- _What is being asked_:
Considering the entries that follow, report how many lines include the string "Salinity", giving the number alone.

+++ Records for the exercise +++

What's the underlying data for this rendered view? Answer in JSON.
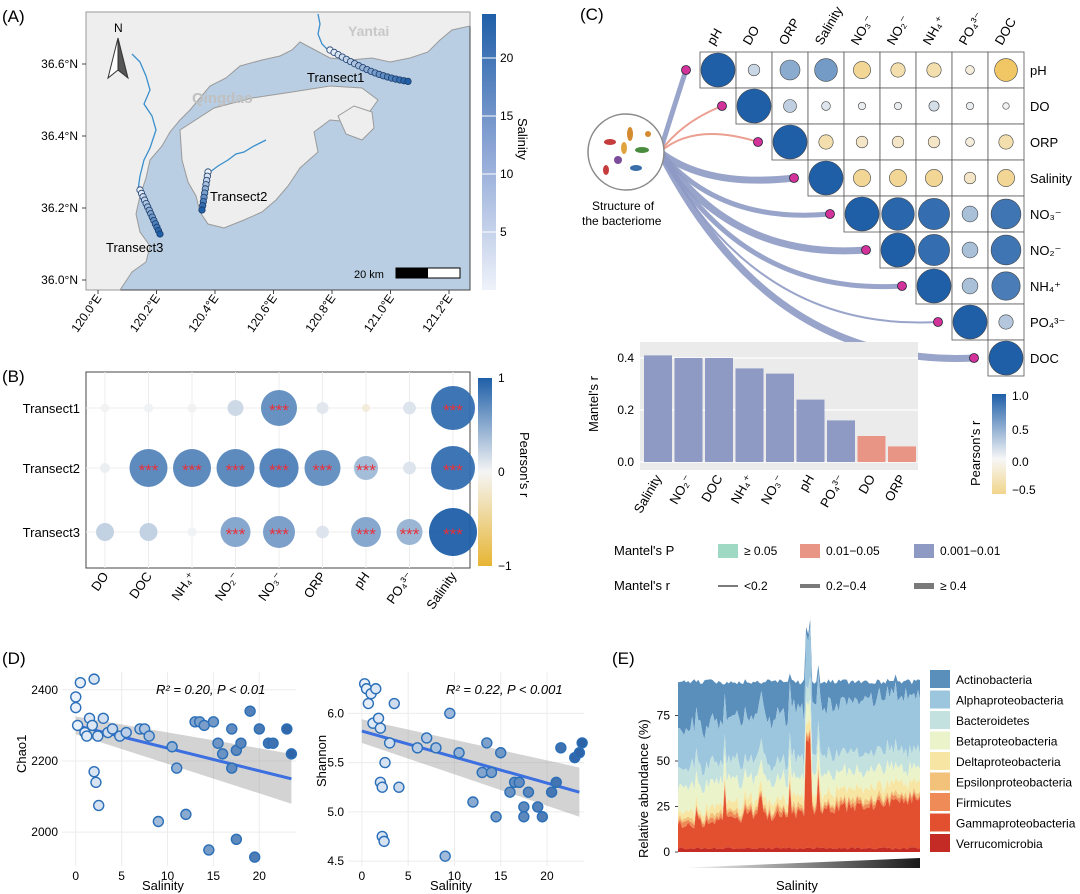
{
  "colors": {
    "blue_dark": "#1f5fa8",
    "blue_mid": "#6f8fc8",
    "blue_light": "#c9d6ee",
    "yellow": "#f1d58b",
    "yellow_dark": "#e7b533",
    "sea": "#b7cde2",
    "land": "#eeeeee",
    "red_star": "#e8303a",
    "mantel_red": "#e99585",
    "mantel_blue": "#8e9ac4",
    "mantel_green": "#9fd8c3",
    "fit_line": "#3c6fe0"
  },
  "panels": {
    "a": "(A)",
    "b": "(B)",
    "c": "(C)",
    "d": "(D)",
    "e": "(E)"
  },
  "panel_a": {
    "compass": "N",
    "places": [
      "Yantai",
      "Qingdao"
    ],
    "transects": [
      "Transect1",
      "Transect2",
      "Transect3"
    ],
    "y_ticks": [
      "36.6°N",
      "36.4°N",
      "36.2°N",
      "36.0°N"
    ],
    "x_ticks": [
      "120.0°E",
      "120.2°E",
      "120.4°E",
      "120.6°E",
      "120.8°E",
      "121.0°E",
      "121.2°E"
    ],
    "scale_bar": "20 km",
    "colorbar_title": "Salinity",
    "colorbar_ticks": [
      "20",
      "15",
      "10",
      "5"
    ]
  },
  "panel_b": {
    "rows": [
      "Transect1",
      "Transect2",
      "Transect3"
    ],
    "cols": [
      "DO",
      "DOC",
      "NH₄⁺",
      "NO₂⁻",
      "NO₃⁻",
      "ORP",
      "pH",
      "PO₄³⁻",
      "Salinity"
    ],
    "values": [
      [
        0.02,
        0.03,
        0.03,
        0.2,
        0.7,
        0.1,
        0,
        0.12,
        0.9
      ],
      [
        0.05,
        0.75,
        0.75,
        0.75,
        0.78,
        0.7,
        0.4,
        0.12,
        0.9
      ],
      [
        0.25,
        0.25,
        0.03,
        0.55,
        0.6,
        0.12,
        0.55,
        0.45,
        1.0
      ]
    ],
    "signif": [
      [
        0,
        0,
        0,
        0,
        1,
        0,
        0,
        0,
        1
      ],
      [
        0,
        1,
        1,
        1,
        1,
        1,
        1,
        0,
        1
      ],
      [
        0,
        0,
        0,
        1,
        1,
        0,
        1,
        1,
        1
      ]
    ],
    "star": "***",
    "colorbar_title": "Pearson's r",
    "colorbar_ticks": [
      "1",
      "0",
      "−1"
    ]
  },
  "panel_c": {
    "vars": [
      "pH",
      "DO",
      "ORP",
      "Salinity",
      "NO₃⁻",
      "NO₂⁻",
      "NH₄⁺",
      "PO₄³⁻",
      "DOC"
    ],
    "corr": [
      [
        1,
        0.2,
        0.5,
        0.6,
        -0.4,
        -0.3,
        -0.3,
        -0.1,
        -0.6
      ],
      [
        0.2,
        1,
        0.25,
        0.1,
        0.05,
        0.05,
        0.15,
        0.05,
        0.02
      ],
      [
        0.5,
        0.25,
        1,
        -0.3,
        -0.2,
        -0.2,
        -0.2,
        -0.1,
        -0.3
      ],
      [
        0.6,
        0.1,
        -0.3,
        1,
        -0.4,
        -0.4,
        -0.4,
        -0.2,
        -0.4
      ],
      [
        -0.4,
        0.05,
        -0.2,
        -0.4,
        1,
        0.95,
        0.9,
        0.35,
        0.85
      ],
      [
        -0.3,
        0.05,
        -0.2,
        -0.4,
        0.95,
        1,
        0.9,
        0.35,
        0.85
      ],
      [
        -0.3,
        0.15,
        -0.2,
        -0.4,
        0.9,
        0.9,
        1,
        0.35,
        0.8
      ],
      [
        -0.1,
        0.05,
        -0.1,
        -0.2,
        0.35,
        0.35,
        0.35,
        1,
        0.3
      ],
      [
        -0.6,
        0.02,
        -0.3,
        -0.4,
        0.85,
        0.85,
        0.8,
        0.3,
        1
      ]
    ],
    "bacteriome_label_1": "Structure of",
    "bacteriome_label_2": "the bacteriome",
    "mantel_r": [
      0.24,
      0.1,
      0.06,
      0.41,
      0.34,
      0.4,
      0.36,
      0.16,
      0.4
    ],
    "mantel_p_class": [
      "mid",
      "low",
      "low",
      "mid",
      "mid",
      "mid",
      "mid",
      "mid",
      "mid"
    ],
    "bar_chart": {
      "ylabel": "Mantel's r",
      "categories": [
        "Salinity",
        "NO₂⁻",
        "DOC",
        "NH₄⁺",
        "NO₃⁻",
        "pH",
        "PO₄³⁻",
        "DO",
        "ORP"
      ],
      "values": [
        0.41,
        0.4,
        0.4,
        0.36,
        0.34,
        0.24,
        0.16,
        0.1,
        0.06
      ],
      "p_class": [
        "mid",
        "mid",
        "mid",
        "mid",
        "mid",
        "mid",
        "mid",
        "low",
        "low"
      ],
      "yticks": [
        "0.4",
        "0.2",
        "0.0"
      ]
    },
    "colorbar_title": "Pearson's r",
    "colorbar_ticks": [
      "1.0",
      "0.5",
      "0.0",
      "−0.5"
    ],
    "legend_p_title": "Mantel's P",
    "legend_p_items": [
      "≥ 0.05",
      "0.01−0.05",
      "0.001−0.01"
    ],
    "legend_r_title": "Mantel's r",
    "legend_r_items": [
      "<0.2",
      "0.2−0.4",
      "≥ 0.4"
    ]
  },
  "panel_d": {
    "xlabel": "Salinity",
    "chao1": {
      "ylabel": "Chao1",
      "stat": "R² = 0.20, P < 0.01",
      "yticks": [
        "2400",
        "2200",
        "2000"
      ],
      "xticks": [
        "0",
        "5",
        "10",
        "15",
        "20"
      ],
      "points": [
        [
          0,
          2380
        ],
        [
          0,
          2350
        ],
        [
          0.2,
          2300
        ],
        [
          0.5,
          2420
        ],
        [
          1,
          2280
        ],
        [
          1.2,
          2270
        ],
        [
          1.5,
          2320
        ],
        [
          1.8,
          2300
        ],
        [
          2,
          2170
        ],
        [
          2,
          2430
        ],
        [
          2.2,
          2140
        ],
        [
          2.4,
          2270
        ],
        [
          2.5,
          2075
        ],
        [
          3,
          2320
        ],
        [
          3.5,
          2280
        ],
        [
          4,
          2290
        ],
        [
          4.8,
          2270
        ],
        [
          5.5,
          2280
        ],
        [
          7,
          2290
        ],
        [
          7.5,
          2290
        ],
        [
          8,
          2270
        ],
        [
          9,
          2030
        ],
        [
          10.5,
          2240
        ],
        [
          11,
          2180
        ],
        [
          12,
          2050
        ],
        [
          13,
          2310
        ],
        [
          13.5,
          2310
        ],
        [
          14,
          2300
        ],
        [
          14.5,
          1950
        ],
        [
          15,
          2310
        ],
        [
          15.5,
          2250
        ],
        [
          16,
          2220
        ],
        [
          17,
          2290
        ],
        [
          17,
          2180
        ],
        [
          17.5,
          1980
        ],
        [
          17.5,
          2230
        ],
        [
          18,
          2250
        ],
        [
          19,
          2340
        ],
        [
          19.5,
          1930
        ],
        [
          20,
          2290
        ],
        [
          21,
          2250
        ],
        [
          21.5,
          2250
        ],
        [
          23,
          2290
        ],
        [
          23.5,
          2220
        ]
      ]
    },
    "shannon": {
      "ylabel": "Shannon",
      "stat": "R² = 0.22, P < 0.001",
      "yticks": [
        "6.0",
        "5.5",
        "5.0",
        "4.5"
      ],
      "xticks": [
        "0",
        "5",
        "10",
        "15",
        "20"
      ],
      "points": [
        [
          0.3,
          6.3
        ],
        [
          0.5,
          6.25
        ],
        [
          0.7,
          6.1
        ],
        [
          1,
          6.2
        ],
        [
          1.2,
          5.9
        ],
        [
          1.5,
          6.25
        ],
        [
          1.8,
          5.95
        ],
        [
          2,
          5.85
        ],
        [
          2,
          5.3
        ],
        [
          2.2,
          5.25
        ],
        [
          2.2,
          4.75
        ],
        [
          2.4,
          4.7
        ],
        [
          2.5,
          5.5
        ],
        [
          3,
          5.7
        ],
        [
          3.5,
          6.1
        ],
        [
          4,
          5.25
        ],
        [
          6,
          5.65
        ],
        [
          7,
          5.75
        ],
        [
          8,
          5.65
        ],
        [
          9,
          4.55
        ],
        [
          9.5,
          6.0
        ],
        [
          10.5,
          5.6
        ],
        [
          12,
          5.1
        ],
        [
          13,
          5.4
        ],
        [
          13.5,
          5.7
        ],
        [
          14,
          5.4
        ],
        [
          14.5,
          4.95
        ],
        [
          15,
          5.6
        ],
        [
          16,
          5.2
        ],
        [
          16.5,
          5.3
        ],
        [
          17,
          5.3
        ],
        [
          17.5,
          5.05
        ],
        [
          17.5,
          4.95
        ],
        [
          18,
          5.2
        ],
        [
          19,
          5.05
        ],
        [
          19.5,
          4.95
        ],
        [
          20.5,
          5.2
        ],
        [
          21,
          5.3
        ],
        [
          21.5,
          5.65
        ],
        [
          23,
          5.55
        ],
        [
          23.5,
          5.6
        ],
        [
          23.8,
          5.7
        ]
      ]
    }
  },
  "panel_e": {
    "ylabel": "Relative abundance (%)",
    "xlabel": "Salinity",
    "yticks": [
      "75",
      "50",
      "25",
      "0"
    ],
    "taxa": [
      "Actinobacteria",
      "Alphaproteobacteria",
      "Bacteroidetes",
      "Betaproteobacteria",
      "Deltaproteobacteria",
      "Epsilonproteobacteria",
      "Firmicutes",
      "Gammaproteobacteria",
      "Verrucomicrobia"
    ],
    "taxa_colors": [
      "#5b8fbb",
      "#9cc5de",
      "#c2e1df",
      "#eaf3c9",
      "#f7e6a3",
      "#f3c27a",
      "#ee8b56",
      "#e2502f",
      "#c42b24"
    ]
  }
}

+++

- _Response box_:
6